--- Start ---

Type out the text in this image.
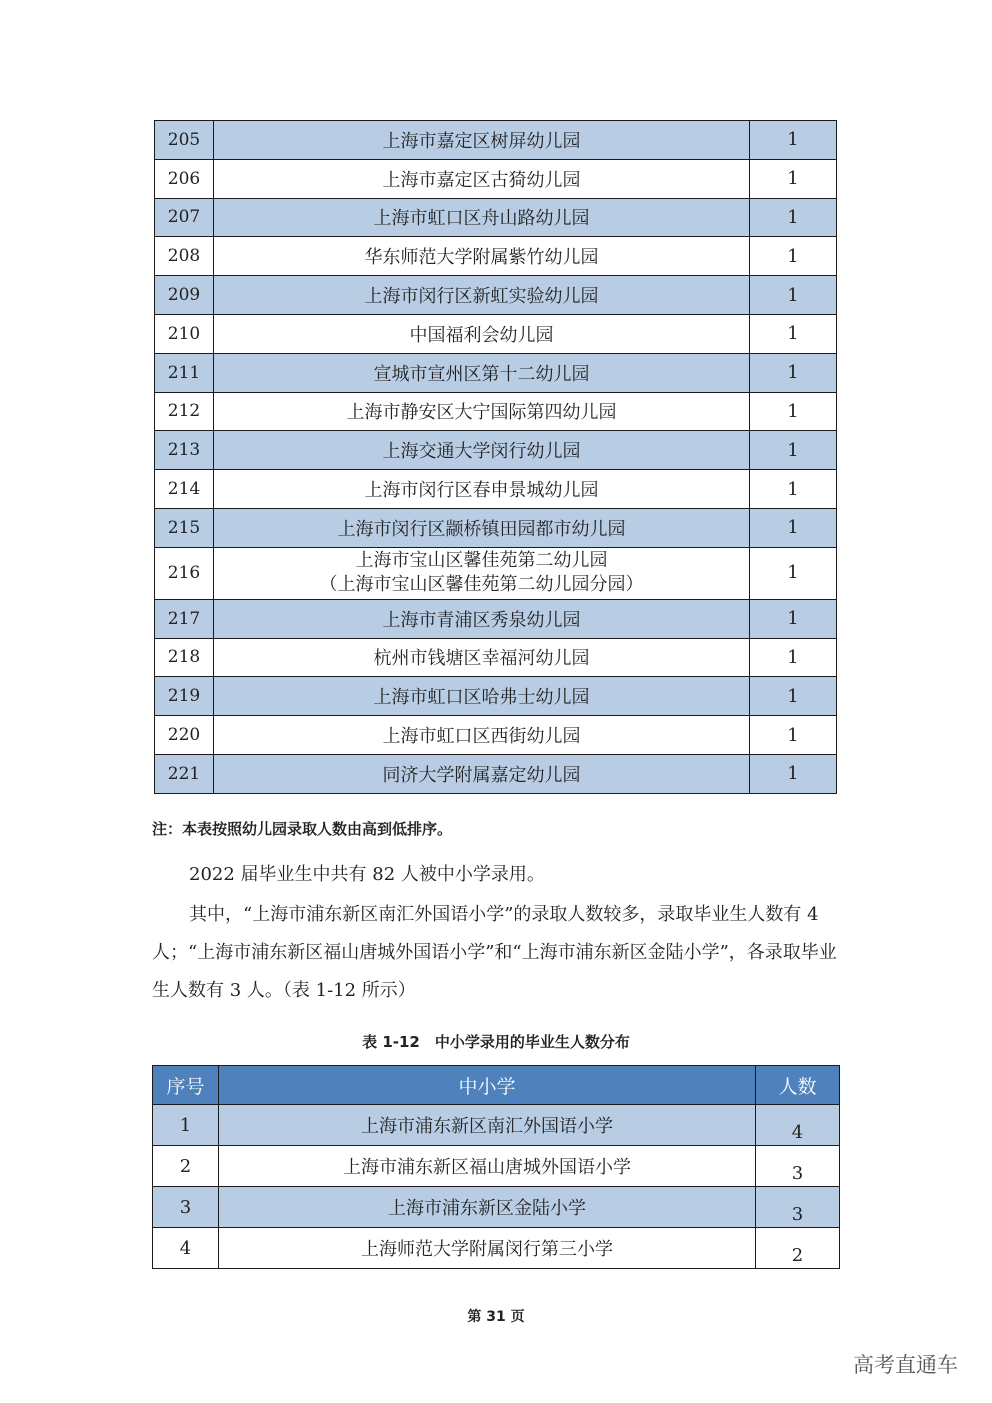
205	上海市嘉定区树屏幼儿园	1
206	上海市嘉定区古猗幼儿园	1
207	上海市虹口区舟山路幼儿园	1
208	华东师范大学附属紫竹幼儿园	1
209	上海市闵行区新虹实验幼儿园	1
210	中国福利会幼儿园	1
211	宣城市宣州区第十二幼儿园	1
212	上海市静安区大宁国际第四幼儿园	1
213	上海交通大学闵行幼儿园	1
214	上海市闵行区春申景城幼儿园	1
215	上海市闵行区颛桥镇田园都市幼儿园	1
216	上海市宝山区馨佳苑第二幼儿园
（上海市宝山区馨佳苑第二幼儿园分园）	1
217	上海市青浦区秀泉幼儿园	1
218	杭州市钱塘区幸福河幼儿园	1
219	上海市虹口区哈弗士幼儿园	1
220	上海市虹口区西街幼儿园	1
221	同济大学附属嘉定幼儿园	1
注：本表按照幼儿园录取人数由高到低排序。
2022 届毕业生中共有 82 人被中小学录用。
其中，“上海市浦东新区南汇外国语小学”的录取人数较多，录取毕业生人数有 4 人；“上海市浦东新区福山唐城外国语小学”和“上海市浦东新区金陆小学”，各录取毕业生人数有 3 人。（表 1-12 所示）
表 1-12　中小学录用的毕业生人数分布
序号	中小学	人数
1	上海市浦东新区南汇外国语小学	4
2	上海市浦东新区福山唐城外国语小学	3
3	上海市浦东新区金陆小学	3
4	上海师范大学附属闵行第三小学	2
第 31 页
高考直通车
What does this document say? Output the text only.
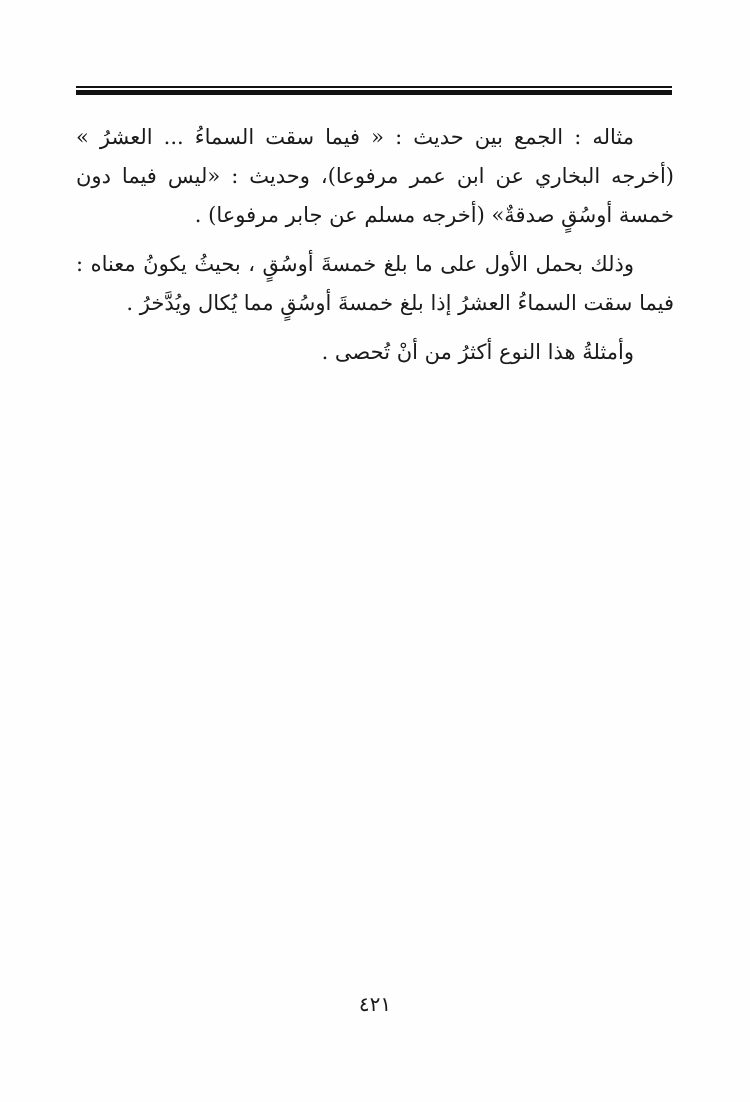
مثاله : الجمع بين حديث : « فيما سقت السماءُ ... العشرُ » (أخرجه البخاري عن ابن عمر مرفوعا)، وحديث : «ليس فيما دون خمسة أوسُقٍ صدقةٌ» (أخرجه مسلم عن جابر مرفوعا) .

وذلك بحمل الأول على ما بلغ خمسةَ أوسُقٍ ، بحيثُ يكونُ معناه : فيما سقت السماءُ العشرُ إذا بلغ خمسةَ أوسُقٍ مما يُكال ويُدَّخرُ .

وأمثلةُ هذا النوع أكثرُ من أنْ تُحصى .

٤٢١
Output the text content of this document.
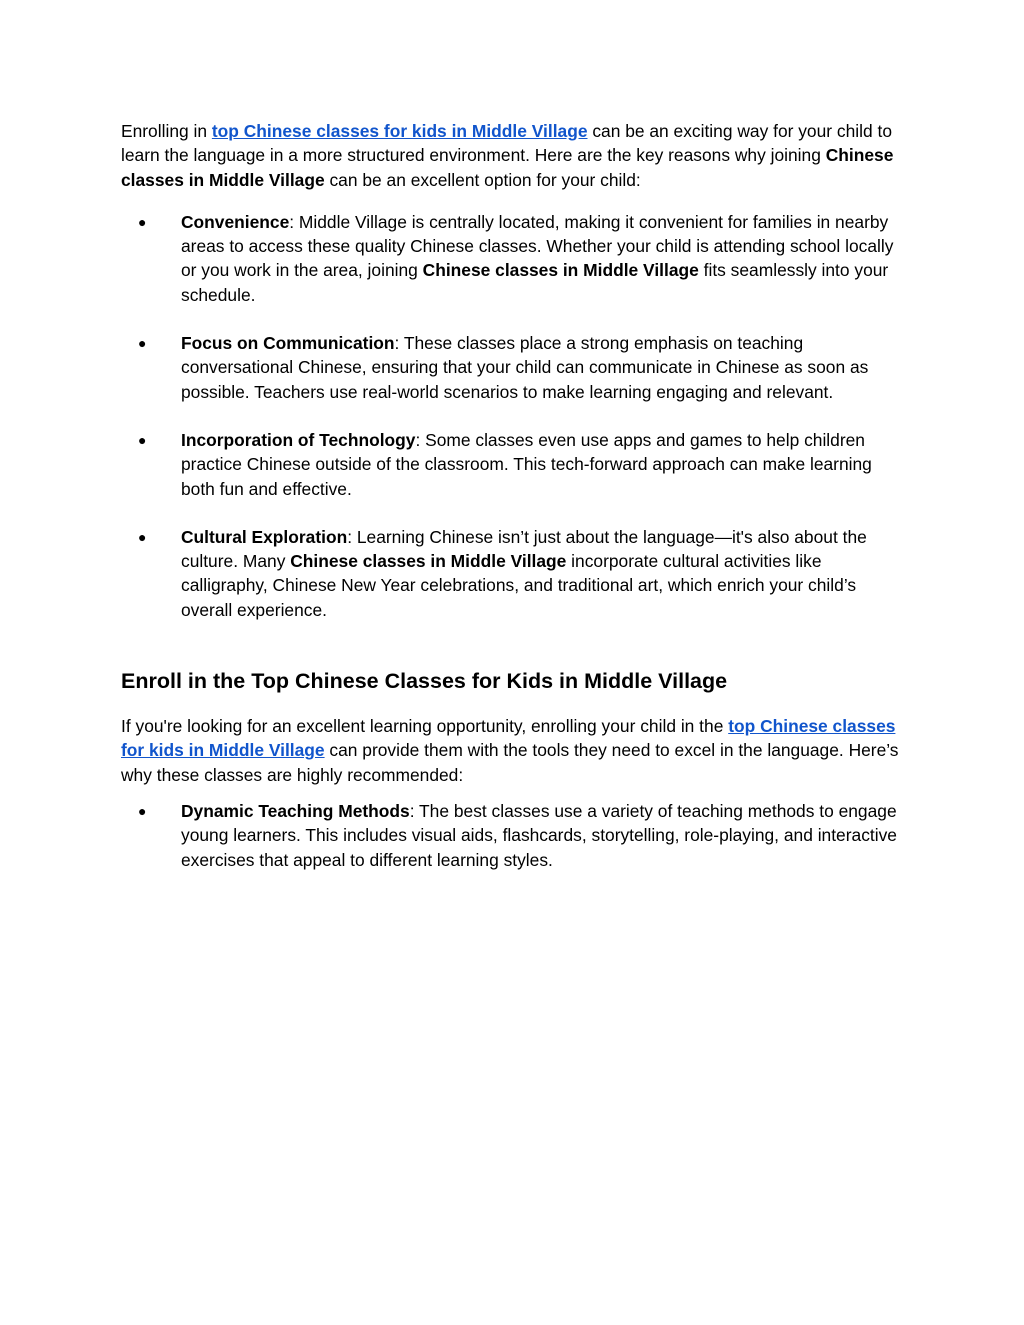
Enrolling in top Chinese classes for kids in Middle Village can be an exciting way for your child to learn the language in a more structured environment. Here are the key reasons why joining Chinese classes in Middle Village can be an excellent option for your child:

● Convenience: Middle Village is centrally located, making it convenient for families in nearby areas to access these quality Chinese classes. Whether your child is attending school locally or you work in the area, joining Chinese classes in Middle Village fits seamlessly into your schedule.
● Focus on Communication: These classes place a strong emphasis on teaching conversational Chinese, ensuring that your child can communicate in Chinese as soon as possible. Teachers use real-world scenarios to make learning engaging and relevant.
● Incorporation of Technology: Some classes even use apps and games to help children practice Chinese outside of the classroom. This tech-forward approach can make learning both fun and effective.
● Cultural Exploration: Learning Chinese isn’t just about the language—it's also about the culture. Many Chinese classes in Middle Village incorporate cultural activities like calligraphy, Chinese New Year celebrations, and traditional art, which enrich your child’s overall experience.
Enroll in the Top Chinese Classes for Kids in Middle Village

If you're looking for an excellent learning opportunity, enrolling your child in the top Chinese classes for kids in Middle Village can provide them with the tools they need to excel in the language. Here’s why these classes are highly recommended:

● Dynamic Teaching Methods: The best classes use a variety of teaching methods to engage young learners. This includes visual aids, flashcards, storytelling, role-playing, and interactive exercises that appeal to different learning styles.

--- End ---

* [TASK STATEMENT]: Apart from the pictures, the entries above are to be repeated in full and exactly.

* [SOLUTION TO THIS PROBLEM]:
Type out the text in this image.
205	上海市嘉定区树屏幼儿园	1
206	上海市嘉定区古猗幼儿园	1
207	上海市虹口区舟山路幼儿园	1
208	华东师范大学附属紫竹幼儿园	1
209	上海市闵行区新虹实验幼儿园	1
210	中国福利会幼儿园	1
211	宣城市宣州区第十二幼儿园	1
212	上海市静安区大宁国际第四幼儿园	1
213	上海交通大学闵行幼儿园	1
214	上海市闵行区春申景城幼儿园	1
215	上海市闵行区颛桥镇田园都市幼儿园	1
216	上海市宝山区馨佳苑第二幼儿园
（上海市宝山区馨佳苑第二幼儿园分园）	1
217	上海市青浦区秀泉幼儿园	1
218	杭州市钱塘区幸福河幼儿园	1
219	上海市虹口区哈弗士幼儿园	1
220	上海市虹口区西街幼儿园	1
221	同济大学附属嘉定幼儿园	1
注：本表按照幼儿园录取人数由高到低排序。
2022 届毕业生中共有 82 人被中小学录用。
其中，“上海市浦东新区南汇外国语小学”的录取人数较多，录取毕业生人数有 4 人；“上海市浦东新区福山唐城外国语小学”和“上海市浦东新区金陆小学”，各录取毕业生人数有 3 人。（表 1-12 所示）
表 1-12　中小学录用的毕业生人数分布
序号	中小学	人数
1	上海市浦东新区南汇外国语小学	4
2	上海市浦东新区福山唐城外国语小学	3
3	上海市浦东新区金陆小学	3
4	上海师范大学附属闵行第三小学	2
第 31 页
高考直通车
What does this document say? Output the text only.
مثاله : الجمع بين حديث : « فيما سقت السماءُ ... العشرُ » (أخرجه البخاري عن ابن عمر مرفوعا)، وحديث : «ليس فيما دون خمسة أوسُقٍ صدقةٌ» (أخرجه مسلم عن جابر مرفوعا) .

وذلك بحمل الأول على ما بلغ خمسةَ أوسُقٍ ، بحيثُ يكونُ معناه : فيما سقت السماءُ العشرُ إذا بلغ خمسةَ أوسُقٍ مما يُكال ويُدَّخرُ .

وأمثلةُ هذا النوع أكثرُ من أنْ تُحصى .

٤٢١
Output the text content of this document.
Enrolling in top Chinese classes for kids in Middle Village can be an exciting way for your child to learn the language in a more structured environment. Here are the key reasons why joining Chinese classes in Middle Village can be an excellent option for your child:

● Convenience: Middle Village is centrally located, making it convenient for families in nearby areas to access these quality Chinese classes. Whether your child is attending school locally or you work in the area, joining Chinese classes in Middle Village fits seamlessly into your schedule.
● Focus on Communication: These classes place a strong emphasis on teaching conversational Chinese, ensuring that your child can communicate in Chinese as soon as possible. Teachers use real-world scenarios to make learning engaging and relevant.
● Incorporation of Technology: Some classes even use apps and games to help children practice Chinese outside of the classroom. This tech-forward approach can make learning both fun and effective.
● Cultural Exploration: Learning Chinese isn’t just about the language—it's also about the culture. Many Chinese classes in Middle Village incorporate cultural activities like calligraphy, Chinese New Year celebrations, and traditional art, which enrich your child’s overall experience.
Enroll in the Top Chinese Classes for Kids in Middle Village

If you're looking for an excellent learning opportunity, enrolling your child in the top Chinese classes for kids in Middle Village can provide them with the tools they need to excel in the language. Here’s why these classes are highly recommended:

● Dynamic Teaching Methods: The best classes use a variety of teaching methods to engage young learners. This includes visual aids, flashcards, storytelling, role-playing, and interactive exercises that appeal to different learning styles.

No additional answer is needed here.